-- BEGIN Records supplied --

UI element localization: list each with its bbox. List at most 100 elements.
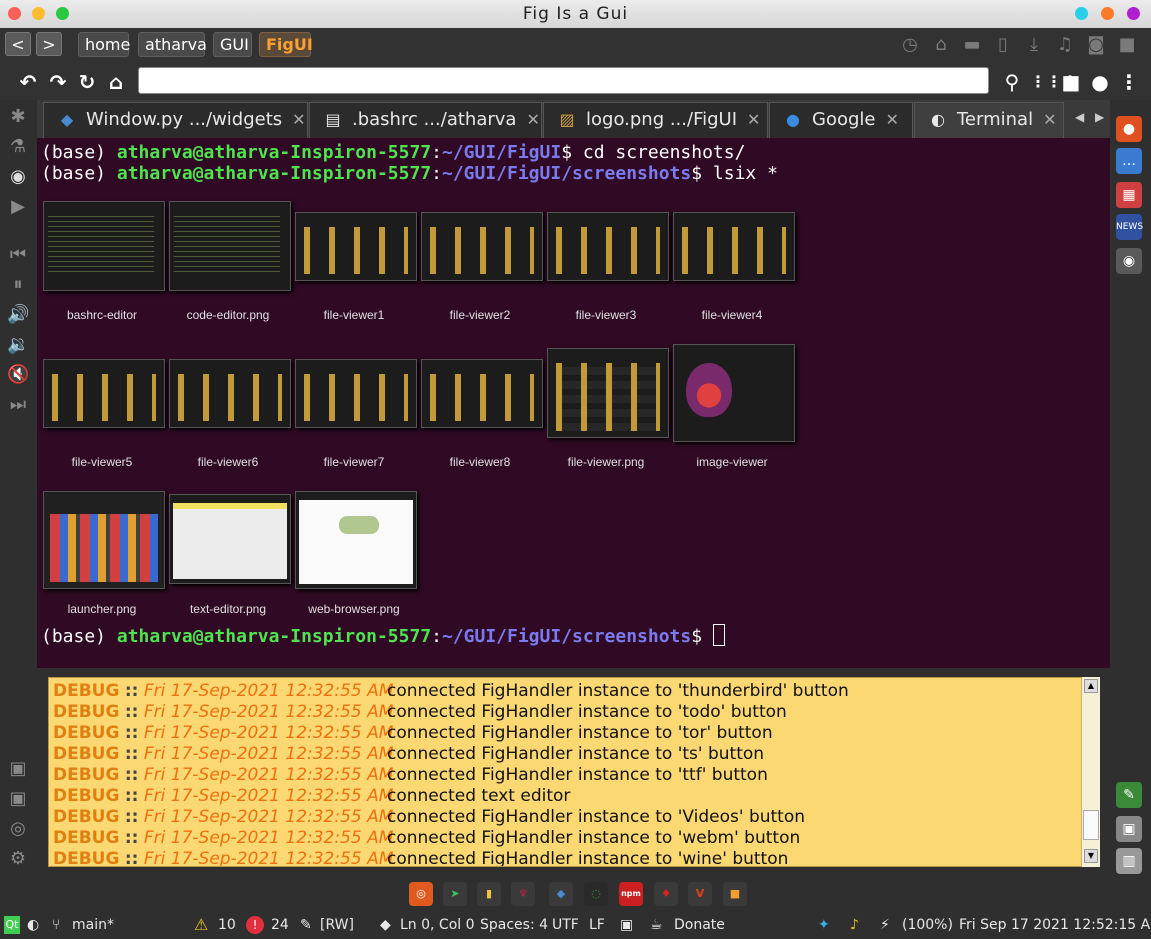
pause-icon[interactable]: ⏸ <box>7 274 29 296</box>
screenshot-thumbnail <box>169 359 291 428</box>
git-branch-label[interactable]: main* <box>72 916 114 934</box>
play-icon[interactable]: ▶ <box>7 196 29 218</box>
screenshot-thumbnail <box>421 212 543 281</box>
purple-window-button[interactable] <box>1127 7 1140 20</box>
tab-bashrc[interactable]: ▤ .bashrc .../atharva ✕ <box>309 102 542 138</box>
reload-icon[interactable]: ↻ <box>75 70 99 94</box>
package-icon[interactable]: ■ <box>723 882 747 906</box>
scroll-up-arrow-icon[interactable]: ▲ <box>1084 679 1098 693</box>
safe-icon[interactable]: ▣ <box>1116 816 1142 842</box>
breadcrumb-figui[interactable]: FigUI <box>259 32 313 57</box>
cyan-window-button[interactable] <box>1075 7 1088 20</box>
breadcrumb-atharva[interactable]: atharva <box>138 32 207 57</box>
music-icon[interactable]: ♫ <box>1054 34 1076 56</box>
theme-toggle-icon[interactable]: ◐ <box>27 916 39 934</box>
tab-scroll-left-icon[interactable]: ◀ <box>1075 110 1084 124</box>
clock-icon[interactable]: ◷ <box>899 34 921 56</box>
python-icon[interactable]: ◆ <box>549 882 573 906</box>
twitter-icon[interactable]: ✦ <box>818 916 830 934</box>
trash-icon[interactable]: ▥ <box>1116 848 1142 874</box>
terminal-view[interactable]: (base) atharva@atharva-Inspiron-5577:~/G… <box>37 138 1110 668</box>
file-icon: ▤ <box>325 110 341 129</box>
encoding-setting[interactable]: UTF <box>552 916 579 934</box>
send-icon[interactable]: ➤ <box>443 882 467 906</box>
close-tab-icon[interactable]: ✕ <box>747 110 760 129</box>
tab-google[interactable]: ● Google ✕ <box>769 102 913 138</box>
tab-window-py[interactable]: ◆ Window.py .../widgets ✕ <box>43 102 308 138</box>
spinner-icon[interactable]: ◌ <box>584 882 608 906</box>
account-icon[interactable]: ◎ <box>7 818 29 840</box>
folder-icon[interactable]: ▬ <box>961 34 983 56</box>
indentation-setting[interactable]: Spaces: 4 <box>480 916 548 934</box>
tools-icon[interactable]: ✎ <box>1116 782 1142 808</box>
read-write-mode[interactable]: [RW] <box>320 916 354 934</box>
breadcrumb-gui[interactable]: GUI <box>213 32 252 57</box>
breadcrumb-home[interactable]: home <box>78 32 130 57</box>
warning-count[interactable]: 10 <box>218 916 236 934</box>
orange-window-button[interactable] <box>1101 7 1114 20</box>
control-panel-icon[interactable]: ◉ <box>1116 248 1142 274</box>
video-icon[interactable]: ■ <box>1116 34 1138 56</box>
user-icon[interactable]: ● <box>1088 70 1112 94</box>
undo-icon[interactable]: ↶ <box>16 70 40 94</box>
debug-log-panel[interactable]: DEBUG :: Fri 17-Sep-2021 12:32:55 AM conn… <box>48 677 1100 867</box>
bug-icon[interactable]: ✱ <box>7 106 29 128</box>
news-icon[interactable]: NEWS <box>1116 214 1143 240</box>
github-icon[interactable]: ◉ <box>7 166 29 188</box>
warning-icon: ⚠ <box>194 915 209 934</box>
ubuntu-icon[interactable]: ◎ <box>409 882 433 906</box>
settings-gear-icon[interactable]: ⚙ <box>7 848 29 870</box>
coffee-icon: ☕ <box>650 917 663 933</box>
download-icon[interactable]: ⤓ <box>1023 34 1045 56</box>
camera-icon[interactable]: ◙ <box>1085 34 1107 56</box>
qt-icon[interactable]: Qt <box>4 916 20 934</box>
document-icon[interactable]: ▯ <box>992 34 1014 56</box>
cursor-position[interactable]: Ln 0, Col 0 <box>400 916 475 934</box>
chat-icon[interactable]: … <box>1116 148 1142 174</box>
close-tab-icon[interactable]: ✕ <box>1043 110 1056 129</box>
close-tab-icon[interactable]: ✕ <box>292 110 305 129</box>
redo-icon[interactable]: ↷ <box>46 70 70 94</box>
forward-button[interactable]: > <box>36 32 62 56</box>
right-launcher-bar: ● … ▦ NEWS ◉ ✎ ▣ ▥ <box>1110 100 1151 880</box>
close-tab-icon[interactable]: ✕ <box>885 110 898 129</box>
npm-icon[interactable]: npm <box>619 882 643 906</box>
screenshot-thumbnail <box>547 348 669 438</box>
log-scrollbar[interactable]: ▲ ▼ <box>1081 677 1100 867</box>
home-icon[interactable]: ⌂ <box>104 70 128 94</box>
wine-icon[interactable]: ♆ <box>511 882 535 906</box>
apps-grid-icon[interactable]: ⋮⋮⋮ <box>1030 70 1078 94</box>
search-icon[interactable]: ⚲ <box>1000 70 1024 94</box>
flask-icon[interactable]: ⚗ <box>7 136 29 158</box>
home-icon[interactable]: ⌂ <box>930 34 952 56</box>
firefox-icon[interactable]: ● <box>1116 116 1142 142</box>
calendar-icon[interactable]: ▦ <box>1116 182 1142 208</box>
tab-scroll-right-icon[interactable]: ▶ <box>1095 110 1104 124</box>
url-input[interactable] <box>138 67 989 94</box>
scroll-down-arrow-icon[interactable]: ▼ <box>1084 849 1098 863</box>
volume-up-icon[interactable]: 🔊 <box>7 304 29 326</box>
kebab-menu-icon[interactable]: ⋮ <box>1117 70 1141 94</box>
mute-icon[interactable]: 🔇 <box>7 364 29 386</box>
screenshot-icon[interactable]: ▣ <box>7 758 29 780</box>
previous-track-icon[interactable]: ⏮ <box>7 244 29 266</box>
square-icon[interactable]: ■ <box>1059 70 1083 94</box>
file-type-icon[interactable]: ▣ <box>620 916 633 934</box>
volume-down-icon[interactable]: 🔉 <box>7 334 29 356</box>
error-count[interactable]: 24 <box>271 916 289 934</box>
back-button[interactable]: < <box>5 32 31 56</box>
screenshot-thumbnail <box>295 491 417 589</box>
scrollbar-thumb[interactable] <box>1083 810 1099 840</box>
line-ending-setting[interactable]: LF <box>589 916 605 934</box>
next-track-icon[interactable]: ⏭ <box>7 394 29 416</box>
ruby-icon[interactable]: ♦ <box>654 882 678 906</box>
beer-icon[interactable]: ▮ <box>477 882 501 906</box>
notification-bell-icon[interactable]: ♪ <box>850 916 859 934</box>
screen-record-icon[interactable]: ▣ <box>7 788 29 810</box>
close-tab-icon[interactable]: ✕ <box>526 110 539 129</box>
thumbnail-label: file-viewer7 <box>323 455 385 469</box>
tab-terminal[interactable]: ◐ Terminal ✕ <box>914 102 1064 138</box>
tab-logo-png[interactable]: ▨ logo.png .../FigUI ✕ <box>543 102 768 138</box>
donate-link[interactable]: Donate <box>674 916 725 934</box>
vivaldi-icon[interactable]: V <box>688 882 712 906</box>
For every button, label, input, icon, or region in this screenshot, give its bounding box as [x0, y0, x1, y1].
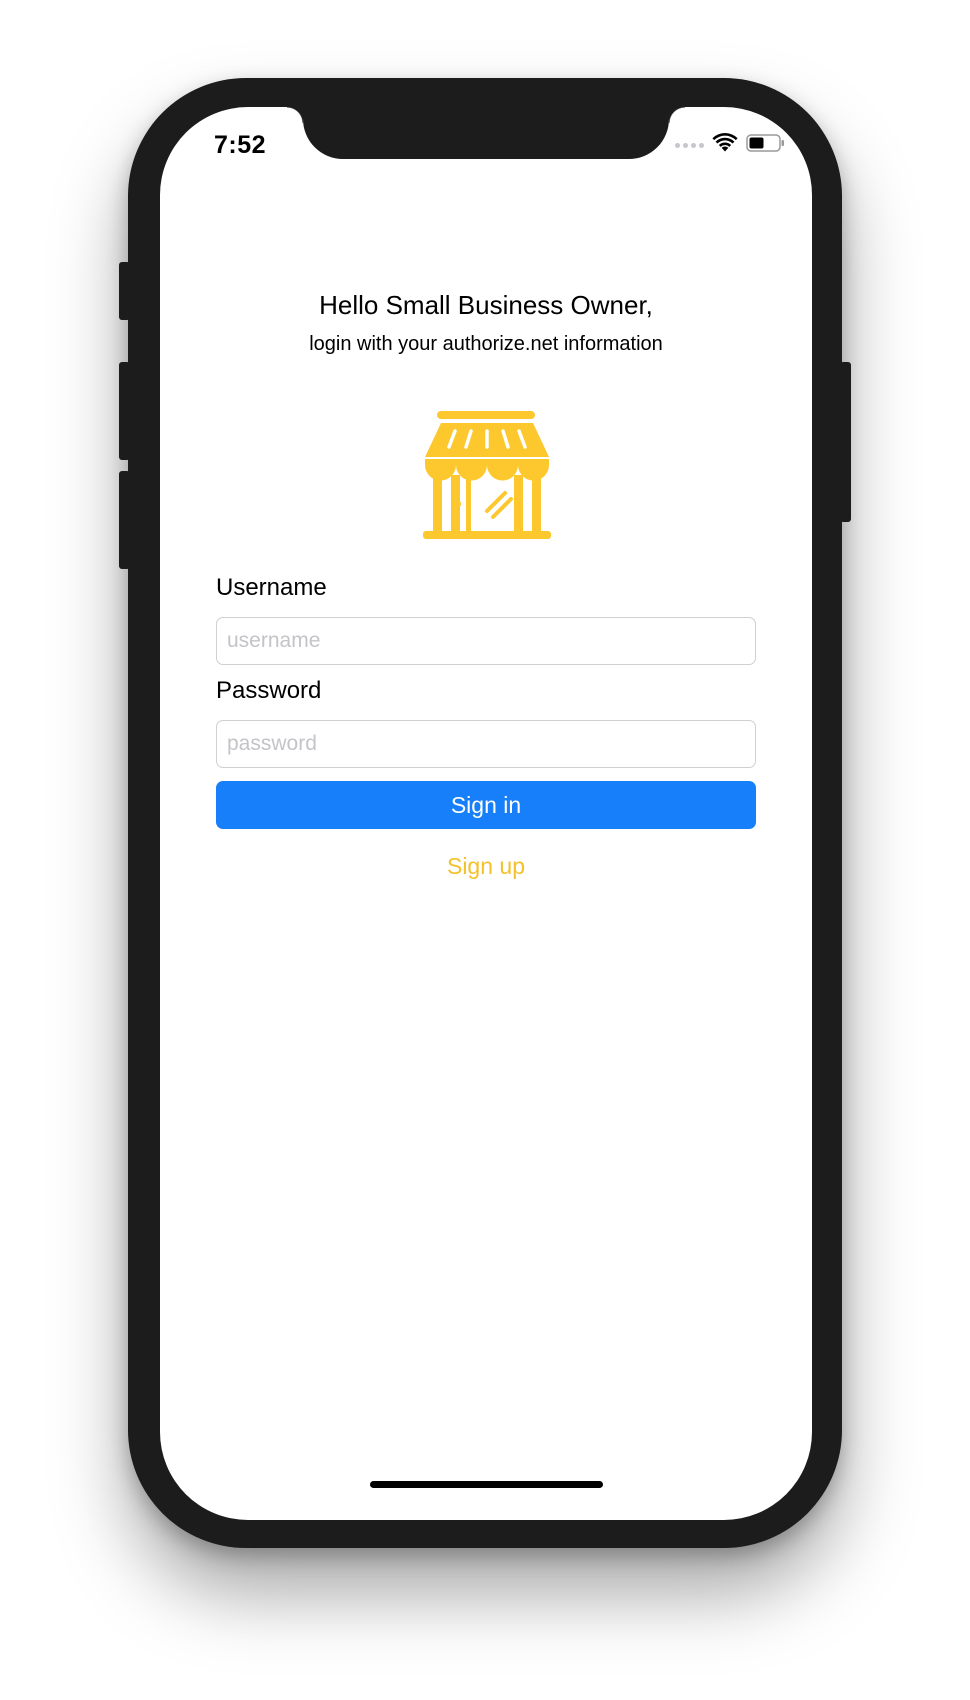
app-screen: 7:52 Hello Small Business Owner, login w… — [160, 107, 812, 1520]
sign-up-link[interactable]: Sign up — [160, 853, 812, 880]
home-indicator[interactable] — [370, 1481, 603, 1488]
status-time: 7:52 — [214, 131, 267, 159]
device-notch — [287, 107, 685, 159]
wifi-icon — [712, 133, 738, 152]
greeting-heading: Hello Small Business Owner, — [319, 290, 653, 320]
power-button — [840, 362, 851, 522]
volume-up-button — [119, 362, 130, 460]
username-input[interactable] — [216, 617, 756, 665]
signal-icon — [675, 142, 704, 148]
login-subtitle: login with your authorize.net informatio… — [309, 333, 663, 355]
volume-down-button — [119, 471, 130, 569]
sign-in-button[interactable]: Sign in — [216, 781, 756, 829]
mute-switch — [119, 262, 130, 320]
password-input[interactable] — [216, 720, 756, 768]
status-icons — [675, 133, 786, 153]
storefront-icon — [423, 411, 551, 539]
battery-icon — [746, 134, 784, 152]
username-label: Username — [216, 574, 327, 601]
password-label: Password — [216, 677, 322, 704]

-- END Records supplied --

§ Exercise prompt:
Please transcribe the stretch from the line that contains "pause-icon[interactable]: ⏸ <box>7" through the line that contains "screenshot-thumbnail <box>421 212", both included, keeping every character the same.

§ Solution to this task:
pause-icon[interactable]: ⏸ <box>7 274 29 296</box>
screenshot-thumbnail <box>169 359 291 428</box>
git-branch-label[interactable]: main* <box>72 916 114 934</box>
play-icon[interactable]: ▶ <box>7 196 29 218</box>
screenshot-thumbnail <box>421 212 543 281</box>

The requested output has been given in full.